→ REQUEST
For the records that follow, return only the count of lines containing the string "ylabel".

··· INPUT ···

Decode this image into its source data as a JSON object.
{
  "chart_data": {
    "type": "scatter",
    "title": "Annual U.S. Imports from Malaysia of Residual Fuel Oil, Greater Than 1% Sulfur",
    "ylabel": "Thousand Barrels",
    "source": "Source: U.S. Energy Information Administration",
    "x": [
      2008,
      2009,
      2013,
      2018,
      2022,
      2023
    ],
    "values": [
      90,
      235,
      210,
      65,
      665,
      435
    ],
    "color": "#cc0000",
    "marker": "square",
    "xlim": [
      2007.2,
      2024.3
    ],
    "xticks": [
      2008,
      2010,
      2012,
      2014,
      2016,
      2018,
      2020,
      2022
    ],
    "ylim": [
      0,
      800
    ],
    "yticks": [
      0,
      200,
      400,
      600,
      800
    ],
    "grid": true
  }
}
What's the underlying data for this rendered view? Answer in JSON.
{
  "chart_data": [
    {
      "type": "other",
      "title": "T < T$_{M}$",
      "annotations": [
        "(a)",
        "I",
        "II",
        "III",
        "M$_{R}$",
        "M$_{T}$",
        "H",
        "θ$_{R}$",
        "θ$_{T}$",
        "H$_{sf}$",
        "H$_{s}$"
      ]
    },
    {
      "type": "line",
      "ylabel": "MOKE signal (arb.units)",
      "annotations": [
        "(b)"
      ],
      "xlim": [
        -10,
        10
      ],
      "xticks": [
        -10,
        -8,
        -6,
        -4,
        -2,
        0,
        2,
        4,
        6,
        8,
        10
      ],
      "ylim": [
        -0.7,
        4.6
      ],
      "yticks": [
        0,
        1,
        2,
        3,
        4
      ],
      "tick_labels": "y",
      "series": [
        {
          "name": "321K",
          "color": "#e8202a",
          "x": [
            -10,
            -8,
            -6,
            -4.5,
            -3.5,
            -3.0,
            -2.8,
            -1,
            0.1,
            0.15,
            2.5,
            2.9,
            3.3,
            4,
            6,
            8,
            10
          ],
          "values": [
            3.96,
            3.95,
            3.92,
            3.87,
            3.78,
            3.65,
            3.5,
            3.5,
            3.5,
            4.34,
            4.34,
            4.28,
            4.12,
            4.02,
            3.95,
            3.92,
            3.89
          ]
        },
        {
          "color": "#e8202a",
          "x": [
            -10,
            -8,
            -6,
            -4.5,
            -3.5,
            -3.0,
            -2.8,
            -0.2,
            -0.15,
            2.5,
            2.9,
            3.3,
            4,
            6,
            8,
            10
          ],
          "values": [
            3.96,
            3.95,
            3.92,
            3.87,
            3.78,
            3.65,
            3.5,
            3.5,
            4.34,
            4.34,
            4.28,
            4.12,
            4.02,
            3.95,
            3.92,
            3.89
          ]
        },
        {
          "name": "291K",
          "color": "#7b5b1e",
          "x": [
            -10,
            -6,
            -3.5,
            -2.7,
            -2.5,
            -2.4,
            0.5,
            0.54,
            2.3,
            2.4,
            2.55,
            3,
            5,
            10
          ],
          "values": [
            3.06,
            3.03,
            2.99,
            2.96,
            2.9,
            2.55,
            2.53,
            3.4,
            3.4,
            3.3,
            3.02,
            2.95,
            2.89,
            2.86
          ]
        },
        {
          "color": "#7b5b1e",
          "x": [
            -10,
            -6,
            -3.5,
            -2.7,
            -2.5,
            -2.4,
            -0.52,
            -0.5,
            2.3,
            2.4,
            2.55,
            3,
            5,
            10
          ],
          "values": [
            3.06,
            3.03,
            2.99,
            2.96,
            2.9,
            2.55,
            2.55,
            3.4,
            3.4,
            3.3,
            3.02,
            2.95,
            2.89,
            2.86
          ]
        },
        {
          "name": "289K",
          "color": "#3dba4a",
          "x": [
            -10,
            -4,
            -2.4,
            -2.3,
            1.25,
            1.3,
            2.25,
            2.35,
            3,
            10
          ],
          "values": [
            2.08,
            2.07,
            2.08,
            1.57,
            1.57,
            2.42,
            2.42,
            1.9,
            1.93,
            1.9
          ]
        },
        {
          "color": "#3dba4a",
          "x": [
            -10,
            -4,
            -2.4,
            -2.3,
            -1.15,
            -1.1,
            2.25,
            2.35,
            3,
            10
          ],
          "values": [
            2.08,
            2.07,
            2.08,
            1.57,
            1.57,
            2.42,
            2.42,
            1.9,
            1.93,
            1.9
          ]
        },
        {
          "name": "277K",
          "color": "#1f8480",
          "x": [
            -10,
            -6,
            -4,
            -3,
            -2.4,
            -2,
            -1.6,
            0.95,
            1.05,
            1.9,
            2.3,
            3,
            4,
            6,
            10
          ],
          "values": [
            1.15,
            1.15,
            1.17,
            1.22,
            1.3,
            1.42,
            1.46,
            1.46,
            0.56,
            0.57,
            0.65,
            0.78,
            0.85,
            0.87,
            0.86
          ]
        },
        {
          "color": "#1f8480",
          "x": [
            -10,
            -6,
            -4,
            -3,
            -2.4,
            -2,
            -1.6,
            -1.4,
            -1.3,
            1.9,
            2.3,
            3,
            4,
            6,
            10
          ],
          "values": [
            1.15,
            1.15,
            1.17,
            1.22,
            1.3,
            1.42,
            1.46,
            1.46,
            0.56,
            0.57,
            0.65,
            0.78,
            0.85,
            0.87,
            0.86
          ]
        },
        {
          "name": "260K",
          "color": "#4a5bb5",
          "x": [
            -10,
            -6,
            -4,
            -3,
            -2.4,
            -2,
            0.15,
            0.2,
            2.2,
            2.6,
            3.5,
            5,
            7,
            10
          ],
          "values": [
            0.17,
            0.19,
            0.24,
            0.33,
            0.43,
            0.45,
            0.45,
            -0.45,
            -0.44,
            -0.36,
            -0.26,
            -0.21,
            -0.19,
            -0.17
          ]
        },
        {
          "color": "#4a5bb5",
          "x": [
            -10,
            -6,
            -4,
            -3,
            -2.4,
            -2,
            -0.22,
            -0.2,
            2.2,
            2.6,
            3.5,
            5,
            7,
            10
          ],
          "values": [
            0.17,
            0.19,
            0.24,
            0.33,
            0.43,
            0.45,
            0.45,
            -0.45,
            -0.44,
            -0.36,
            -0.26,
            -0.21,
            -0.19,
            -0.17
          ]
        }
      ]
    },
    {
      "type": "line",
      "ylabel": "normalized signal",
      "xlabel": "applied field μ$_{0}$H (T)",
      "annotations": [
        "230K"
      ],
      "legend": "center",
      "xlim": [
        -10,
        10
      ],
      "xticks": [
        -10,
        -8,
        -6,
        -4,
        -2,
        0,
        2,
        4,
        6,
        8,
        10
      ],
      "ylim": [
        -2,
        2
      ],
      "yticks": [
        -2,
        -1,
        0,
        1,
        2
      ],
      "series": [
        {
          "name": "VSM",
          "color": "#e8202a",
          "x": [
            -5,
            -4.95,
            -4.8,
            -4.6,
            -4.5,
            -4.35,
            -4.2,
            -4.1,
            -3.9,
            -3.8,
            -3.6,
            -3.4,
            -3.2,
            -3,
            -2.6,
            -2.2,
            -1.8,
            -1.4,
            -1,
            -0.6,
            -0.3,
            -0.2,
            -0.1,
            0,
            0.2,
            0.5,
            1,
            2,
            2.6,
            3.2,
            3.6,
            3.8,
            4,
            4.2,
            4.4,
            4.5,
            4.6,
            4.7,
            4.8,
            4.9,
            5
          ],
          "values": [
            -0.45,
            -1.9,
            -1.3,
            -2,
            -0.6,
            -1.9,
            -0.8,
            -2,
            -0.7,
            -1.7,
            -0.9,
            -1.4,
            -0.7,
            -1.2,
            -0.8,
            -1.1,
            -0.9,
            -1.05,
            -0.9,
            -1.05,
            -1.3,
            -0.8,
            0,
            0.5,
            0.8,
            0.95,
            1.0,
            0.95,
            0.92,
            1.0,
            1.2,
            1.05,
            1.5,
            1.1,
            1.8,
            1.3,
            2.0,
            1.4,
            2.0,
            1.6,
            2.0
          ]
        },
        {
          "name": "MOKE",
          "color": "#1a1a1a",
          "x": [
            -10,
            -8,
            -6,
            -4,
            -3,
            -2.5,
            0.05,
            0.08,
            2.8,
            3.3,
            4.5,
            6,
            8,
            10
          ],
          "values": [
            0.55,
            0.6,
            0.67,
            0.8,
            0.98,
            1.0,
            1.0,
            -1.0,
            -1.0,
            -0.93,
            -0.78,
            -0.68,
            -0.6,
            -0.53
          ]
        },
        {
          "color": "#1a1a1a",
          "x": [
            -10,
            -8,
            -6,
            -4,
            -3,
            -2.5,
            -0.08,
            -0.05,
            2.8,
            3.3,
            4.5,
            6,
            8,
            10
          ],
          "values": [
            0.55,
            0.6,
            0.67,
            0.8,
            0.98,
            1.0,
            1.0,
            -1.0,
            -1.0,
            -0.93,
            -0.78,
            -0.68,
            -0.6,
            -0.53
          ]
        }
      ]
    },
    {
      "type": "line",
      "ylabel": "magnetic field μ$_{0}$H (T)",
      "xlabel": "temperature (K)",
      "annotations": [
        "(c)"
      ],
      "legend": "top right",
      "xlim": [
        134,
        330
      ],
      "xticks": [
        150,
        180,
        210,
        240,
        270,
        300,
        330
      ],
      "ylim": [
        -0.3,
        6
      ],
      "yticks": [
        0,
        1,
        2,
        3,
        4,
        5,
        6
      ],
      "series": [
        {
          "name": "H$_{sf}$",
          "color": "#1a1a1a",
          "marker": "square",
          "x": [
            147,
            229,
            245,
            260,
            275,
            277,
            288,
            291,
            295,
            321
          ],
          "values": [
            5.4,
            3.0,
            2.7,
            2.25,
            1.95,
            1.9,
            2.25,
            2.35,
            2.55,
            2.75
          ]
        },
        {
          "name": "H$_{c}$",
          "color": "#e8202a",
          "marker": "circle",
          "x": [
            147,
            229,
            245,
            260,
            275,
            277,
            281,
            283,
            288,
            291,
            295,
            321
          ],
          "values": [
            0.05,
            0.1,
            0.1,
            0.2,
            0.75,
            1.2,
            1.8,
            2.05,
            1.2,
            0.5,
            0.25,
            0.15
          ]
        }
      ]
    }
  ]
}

···

→ THE REPLY
4